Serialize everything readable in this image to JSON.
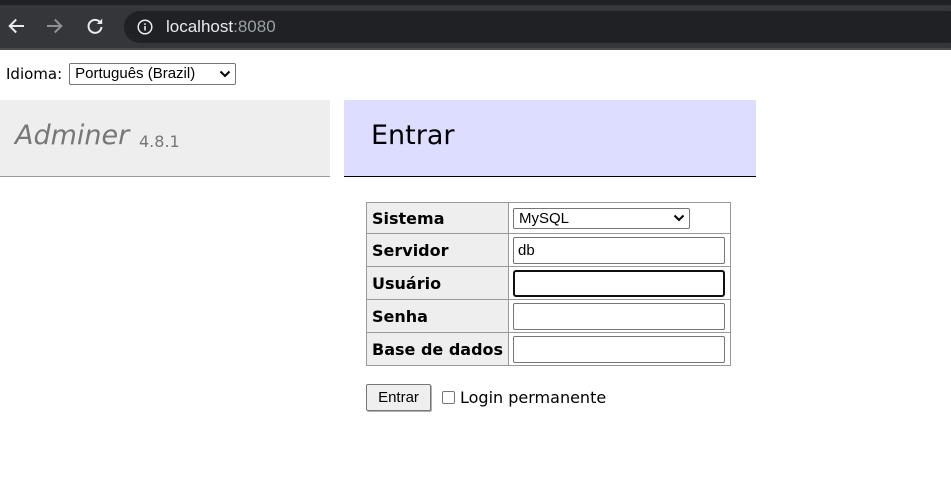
{
  "browser": {
    "url_host": "localhost",
    "url_port": ":8080",
    "icons": {
      "back": "arrow-left-icon",
      "forward": "arrow-right-icon",
      "reload": "reload-icon",
      "site_info": "info-icon"
    }
  },
  "language": {
    "label": "Idioma:",
    "selected": "Português (Brazil)"
  },
  "brand": {
    "name": "Adminer",
    "version": "4.8.1"
  },
  "page": {
    "heading": "Entrar"
  },
  "form": {
    "system": {
      "label": "Sistema",
      "selected": "MySQL"
    },
    "server": {
      "label": "Servidor",
      "value": "db"
    },
    "username": {
      "label": "Usuário",
      "value": ""
    },
    "password": {
      "label": "Senha",
      "value": ""
    },
    "database": {
      "label": "Base de dados",
      "value": ""
    },
    "submit_label": "Entrar",
    "remember_label": "Login permanente",
    "remember_checked": false
  },
  "colors": {
    "chrome_dark": "#35363a",
    "omnibox": "#202124",
    "brand_bg": "#eeeeee",
    "heading_bg": "#ddddff",
    "brand_text": "#777777"
  }
}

______

EXERCISE INSTRUCTIONS: Review the material and copy each line in which the word "Entrar" appears.

FINISHED ANSWER:
    "heading": "Entrar"
    "submit_label": "Entrar",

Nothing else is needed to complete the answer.